━━━ DATA ━━━

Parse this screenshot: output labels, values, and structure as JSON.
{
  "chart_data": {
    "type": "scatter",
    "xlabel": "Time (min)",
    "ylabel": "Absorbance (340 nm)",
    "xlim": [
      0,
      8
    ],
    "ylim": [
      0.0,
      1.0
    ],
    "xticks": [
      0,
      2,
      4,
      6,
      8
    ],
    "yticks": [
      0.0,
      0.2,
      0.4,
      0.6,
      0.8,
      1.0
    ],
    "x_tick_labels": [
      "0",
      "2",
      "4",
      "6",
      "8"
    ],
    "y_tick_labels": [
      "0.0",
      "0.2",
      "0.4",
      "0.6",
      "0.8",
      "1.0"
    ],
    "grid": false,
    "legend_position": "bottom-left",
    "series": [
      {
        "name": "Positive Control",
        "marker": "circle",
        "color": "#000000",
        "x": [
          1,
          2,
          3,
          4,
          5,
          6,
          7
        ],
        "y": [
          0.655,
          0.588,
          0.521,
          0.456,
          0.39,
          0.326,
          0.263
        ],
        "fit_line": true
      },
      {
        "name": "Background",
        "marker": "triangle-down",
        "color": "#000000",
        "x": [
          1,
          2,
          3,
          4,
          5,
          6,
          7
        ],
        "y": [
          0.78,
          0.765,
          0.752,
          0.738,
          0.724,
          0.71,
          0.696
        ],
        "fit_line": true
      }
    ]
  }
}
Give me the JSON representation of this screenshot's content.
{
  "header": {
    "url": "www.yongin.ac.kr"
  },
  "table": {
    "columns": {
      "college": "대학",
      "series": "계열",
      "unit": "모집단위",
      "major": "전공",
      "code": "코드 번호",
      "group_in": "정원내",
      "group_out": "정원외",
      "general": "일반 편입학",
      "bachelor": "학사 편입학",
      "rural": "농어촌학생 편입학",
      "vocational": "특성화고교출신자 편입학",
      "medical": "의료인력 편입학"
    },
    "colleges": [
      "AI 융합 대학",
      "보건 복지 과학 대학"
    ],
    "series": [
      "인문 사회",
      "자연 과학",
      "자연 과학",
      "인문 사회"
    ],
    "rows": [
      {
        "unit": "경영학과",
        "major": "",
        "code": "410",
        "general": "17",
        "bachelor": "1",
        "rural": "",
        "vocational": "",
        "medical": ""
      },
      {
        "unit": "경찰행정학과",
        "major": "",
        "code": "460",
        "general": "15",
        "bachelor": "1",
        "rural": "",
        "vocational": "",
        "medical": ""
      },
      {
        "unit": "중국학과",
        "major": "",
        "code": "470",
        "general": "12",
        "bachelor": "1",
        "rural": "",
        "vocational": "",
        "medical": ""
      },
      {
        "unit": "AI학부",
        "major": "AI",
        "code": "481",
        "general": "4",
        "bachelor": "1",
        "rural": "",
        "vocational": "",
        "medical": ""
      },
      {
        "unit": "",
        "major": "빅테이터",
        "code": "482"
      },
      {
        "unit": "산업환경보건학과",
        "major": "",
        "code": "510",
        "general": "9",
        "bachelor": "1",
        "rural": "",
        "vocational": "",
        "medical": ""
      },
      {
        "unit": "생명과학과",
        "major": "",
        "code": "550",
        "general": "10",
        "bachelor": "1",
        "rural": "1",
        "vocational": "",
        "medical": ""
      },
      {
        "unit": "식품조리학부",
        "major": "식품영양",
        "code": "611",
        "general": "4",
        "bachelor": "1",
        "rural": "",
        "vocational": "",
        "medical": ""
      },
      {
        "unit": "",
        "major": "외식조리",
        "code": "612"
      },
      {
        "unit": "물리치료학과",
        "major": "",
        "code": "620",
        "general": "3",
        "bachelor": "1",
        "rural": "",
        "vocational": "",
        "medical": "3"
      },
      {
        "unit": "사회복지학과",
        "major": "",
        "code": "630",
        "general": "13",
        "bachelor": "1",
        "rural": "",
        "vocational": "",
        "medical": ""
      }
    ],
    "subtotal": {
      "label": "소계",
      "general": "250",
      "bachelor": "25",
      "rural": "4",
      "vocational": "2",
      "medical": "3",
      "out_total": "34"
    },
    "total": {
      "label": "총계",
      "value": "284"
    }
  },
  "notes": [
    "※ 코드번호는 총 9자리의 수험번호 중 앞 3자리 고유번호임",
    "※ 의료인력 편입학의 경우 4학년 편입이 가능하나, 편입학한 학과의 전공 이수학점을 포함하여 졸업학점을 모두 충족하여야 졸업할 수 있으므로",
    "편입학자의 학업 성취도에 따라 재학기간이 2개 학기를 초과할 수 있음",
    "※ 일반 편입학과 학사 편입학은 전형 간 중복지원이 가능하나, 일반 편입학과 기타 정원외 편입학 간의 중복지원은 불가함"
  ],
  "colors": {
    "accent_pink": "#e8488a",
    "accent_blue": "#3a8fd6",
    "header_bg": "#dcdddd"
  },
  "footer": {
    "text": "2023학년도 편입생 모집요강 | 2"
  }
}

━━━

TO BE DONE: Give all of the entries again, word for word.

FINAL ANSWER:
Parse this screenshot: output labels, values, and structure as JSON.
{
  "chart_data": {
    "type": "scatter",
    "xlabel": "Time (min)",
    "ylabel": "Absorbance (340 nm)",
    "xlim": [
      0,
      8
    ],
    "ylim": [
      0.0,
      1.0
    ],
    "xticks": [
      0,
      2,
      4,
      6,
      8
    ],
    "yticks": [
      0.0,
      0.2,
      0.4,
      0.6,
      0.8,
      1.0
    ],
    "x_tick_labels": [
      "0",
      "2",
      "4",
      "6",
      "8"
    ],
    "y_tick_labels": [
      "0.0",
      "0.2",
      "0.4",
      "0.6",
      "0.8",
      "1.0"
    ],
    "grid": false,
    "legend_position": "bottom-left",
    "series": [
      {
        "name": "Positive Control",
        "marker": "circle",
        "color": "#000000",
        "x": [
          1,
          2,
          3,
          4,
          5,
          6,
          7
        ],
        "y": [
          0.655,
          0.588,
          0.521,
          0.456,
          0.39,
          0.326,
          0.263
        ],
        "fit_line": true
      },
      {
        "name": "Background",
        "marker": "triangle-down",
        "color": "#000000",
        "x": [
          1,
          2,
          3,
          4,
          5,
          6,
          7
        ],
        "y": [
          0.78,
          0.765,
          0.752,
          0.738,
          0.724,
          0.71,
          0.696
        ],
        "fit_line": true
      }
    ]
  }
}
Give me the JSON representation of this screenshot's content.
{
  "header": {
    "url": "www.yongin.ac.kr"
  },
  "table": {
    "columns": {
      "college": "대학",
      "series": "계열",
      "unit": "모집단위",
      "major": "전공",
      "code": "코드 번호",
      "group_in": "정원내",
      "group_out": "정원외",
      "general": "일반 편입학",
      "bachelor": "학사 편입학",
      "rural": "농어촌학생 편입학",
      "vocational": "특성화고교출신자 편입학",
      "medical": "의료인력 편입학"
    },
    "colleges": [
      "AI 융합 대학",
      "보건 복지 과학 대학"
    ],
    "series": [
      "인문 사회",
      "자연 과학",
      "자연 과학",
      "인문 사회"
    ],
    "rows": [
      {
        "unit": "경영학과",
        "major": "",
        "code": "410",
        "general": "17",
        "bachelor": "1",
        "rural": "",
        "vocational": "",
        "medical": ""
      },
      {
        "unit": "경찰행정학과",
        "major": "",
        "code": "460",
        "general": "15",
        "bachelor": "1",
        "rural": "",
        "vocational": "",
        "medical": ""
      },
      {
        "unit": "중국학과",
        "major": "",
        "code": "470",
        "general": "12",
        "bachelor": "1",
        "rural": "",
        "vocational": "",
        "medical": ""
      },
      {
        "unit": "AI학부",
        "major": "AI",
        "code": "481",
        "general": "4",
        "bachelor": "1",
        "rural": "",
        "vocational": "",
        "medical": ""
      },
      {
        "unit": "",
        "major": "빅테이터",
        "code": "482"
      },
      {
        "unit": "산업환경보건학과",
        "major": "",
        "code": "510",
        "general": "9",
        "bachelor": "1",
        "rural": "",
        "vocational": "",
        "medical": ""
      },
      {
        "unit": "생명과학과",
        "major": "",
        "code": "550",
        "general": "10",
        "bachelor": "1",
        "rural": "1",
        "vocational": "",
        "medical": ""
      },
      {
        "unit": "식품조리학부",
        "major": "식품영양",
        "code": "611",
        "general": "4",
        "bachelor": "1",
        "rural": "",
        "vocational": "",
        "medical": ""
      },
      {
        "unit": "",
        "major": "외식조리",
        "code": "612"
      },
      {
        "unit": "물리치료학과",
        "major": "",
        "code": "620",
        "general": "3",
        "bachelor": "1",
        "rural": "",
        "vocational": "",
        "medical": "3"
      },
      {
        "unit": "사회복지학과",
        "major": "",
        "code": "630",
        "general": "13",
        "bachelor": "1",
        "rural": "",
        "vocational": "",
        "medical": ""
      }
    ],
    "subtotal": {
      "label": "소계",
      "general": "250",
      "bachelor": "25",
      "rural": "4",
      "vocational": "2",
      "medical": "3",
      "out_total": "34"
    },
    "total": {
      "label": "총계",
      "value": "284"
    }
  },
  "notes": [
    "※ 코드번호는 총 9자리의 수험번호 중 앞 3자리 고유번호임",
    "※ 의료인력 편입학의 경우 4학년 편입이 가능하나, 편입학한 학과의 전공 이수학점을 포함하여 졸업학점을 모두 충족하여야 졸업할 수 있으므로",
    "편입학자의 학업 성취도에 따라 재학기간이 2개 학기를 초과할 수 있음",
    "※ 일반 편입학과 학사 편입학은 전형 간 중복지원이 가능하나, 일반 편입학과 기타 정원외 편입학 간의 중복지원은 불가함"
  ],
  "colors": {
    "accent_pink": "#e8488a",
    "accent_blue": "#3a8fd6",
    "header_bg": "#dcdddd"
  },
  "footer": {
    "text": "2023학년도 편입생 모집요강 | 2"
  }
}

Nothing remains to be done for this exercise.